Answer with the number of lines in the listing below that contain the word "color", and nothing else.

====== Data excerpts

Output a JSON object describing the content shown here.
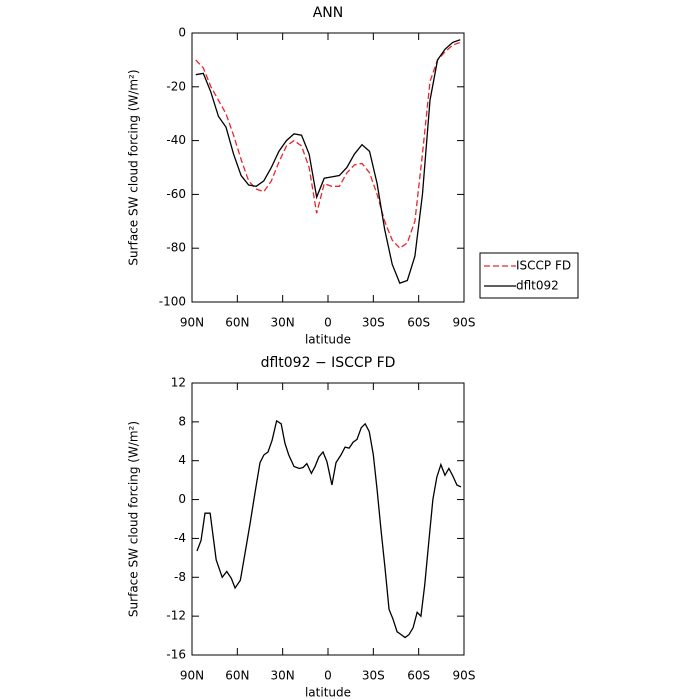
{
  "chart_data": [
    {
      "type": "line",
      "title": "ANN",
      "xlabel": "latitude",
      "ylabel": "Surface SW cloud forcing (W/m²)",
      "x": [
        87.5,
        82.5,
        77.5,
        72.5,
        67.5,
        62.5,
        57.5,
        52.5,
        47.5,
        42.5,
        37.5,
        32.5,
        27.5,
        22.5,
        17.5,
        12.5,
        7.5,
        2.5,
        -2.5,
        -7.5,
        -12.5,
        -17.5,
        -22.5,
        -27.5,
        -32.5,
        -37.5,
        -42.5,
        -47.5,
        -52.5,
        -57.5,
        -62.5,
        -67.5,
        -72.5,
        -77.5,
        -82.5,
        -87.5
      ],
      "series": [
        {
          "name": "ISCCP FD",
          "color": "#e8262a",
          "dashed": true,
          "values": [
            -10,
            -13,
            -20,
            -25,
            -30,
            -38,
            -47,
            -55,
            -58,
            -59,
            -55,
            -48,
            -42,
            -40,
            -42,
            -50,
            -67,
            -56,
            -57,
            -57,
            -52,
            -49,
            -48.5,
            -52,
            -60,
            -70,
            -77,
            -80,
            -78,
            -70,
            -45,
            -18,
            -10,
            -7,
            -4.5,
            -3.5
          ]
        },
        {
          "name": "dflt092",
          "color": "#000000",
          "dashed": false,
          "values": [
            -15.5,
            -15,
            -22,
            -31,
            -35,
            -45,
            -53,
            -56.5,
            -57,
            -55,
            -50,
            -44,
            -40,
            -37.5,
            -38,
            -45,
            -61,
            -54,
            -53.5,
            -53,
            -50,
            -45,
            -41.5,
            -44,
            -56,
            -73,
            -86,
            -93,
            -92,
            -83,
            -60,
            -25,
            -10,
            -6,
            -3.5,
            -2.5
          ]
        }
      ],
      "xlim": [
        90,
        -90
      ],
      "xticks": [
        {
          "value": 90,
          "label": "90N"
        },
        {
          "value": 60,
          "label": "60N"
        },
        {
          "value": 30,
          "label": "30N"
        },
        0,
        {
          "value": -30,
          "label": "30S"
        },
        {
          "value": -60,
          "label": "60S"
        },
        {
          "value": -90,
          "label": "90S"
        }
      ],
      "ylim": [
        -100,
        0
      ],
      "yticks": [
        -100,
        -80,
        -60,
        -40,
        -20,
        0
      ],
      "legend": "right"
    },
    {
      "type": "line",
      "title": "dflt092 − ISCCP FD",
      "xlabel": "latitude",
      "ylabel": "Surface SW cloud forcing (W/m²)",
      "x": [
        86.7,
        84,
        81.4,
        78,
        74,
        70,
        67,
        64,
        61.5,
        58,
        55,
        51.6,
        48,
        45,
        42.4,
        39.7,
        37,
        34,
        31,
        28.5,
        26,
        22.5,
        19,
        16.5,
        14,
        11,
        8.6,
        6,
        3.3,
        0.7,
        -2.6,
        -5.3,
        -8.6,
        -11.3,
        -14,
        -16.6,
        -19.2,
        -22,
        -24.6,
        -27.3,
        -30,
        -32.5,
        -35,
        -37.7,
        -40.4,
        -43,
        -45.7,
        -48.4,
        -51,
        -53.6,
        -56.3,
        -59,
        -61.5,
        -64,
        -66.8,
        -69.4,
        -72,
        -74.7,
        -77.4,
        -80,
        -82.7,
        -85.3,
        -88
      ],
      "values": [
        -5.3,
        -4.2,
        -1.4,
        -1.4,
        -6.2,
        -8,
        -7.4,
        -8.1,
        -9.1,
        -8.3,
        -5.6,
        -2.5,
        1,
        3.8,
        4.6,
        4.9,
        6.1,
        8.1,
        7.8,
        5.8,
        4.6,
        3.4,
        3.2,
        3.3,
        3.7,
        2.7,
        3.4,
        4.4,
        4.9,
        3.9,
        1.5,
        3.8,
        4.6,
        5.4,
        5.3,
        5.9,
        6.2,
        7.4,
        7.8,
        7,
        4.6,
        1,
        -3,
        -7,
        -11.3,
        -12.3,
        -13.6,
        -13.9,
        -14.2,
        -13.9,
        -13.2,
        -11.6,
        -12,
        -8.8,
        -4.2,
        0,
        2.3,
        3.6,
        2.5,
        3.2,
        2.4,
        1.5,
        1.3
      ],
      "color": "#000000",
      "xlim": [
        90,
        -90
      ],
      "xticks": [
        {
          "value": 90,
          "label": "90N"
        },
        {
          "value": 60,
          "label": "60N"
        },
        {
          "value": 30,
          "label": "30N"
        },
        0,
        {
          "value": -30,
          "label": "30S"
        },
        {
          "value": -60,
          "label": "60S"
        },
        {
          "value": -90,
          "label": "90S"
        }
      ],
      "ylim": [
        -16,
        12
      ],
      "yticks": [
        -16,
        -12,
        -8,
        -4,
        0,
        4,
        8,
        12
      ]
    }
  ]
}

============

* Response to this task
3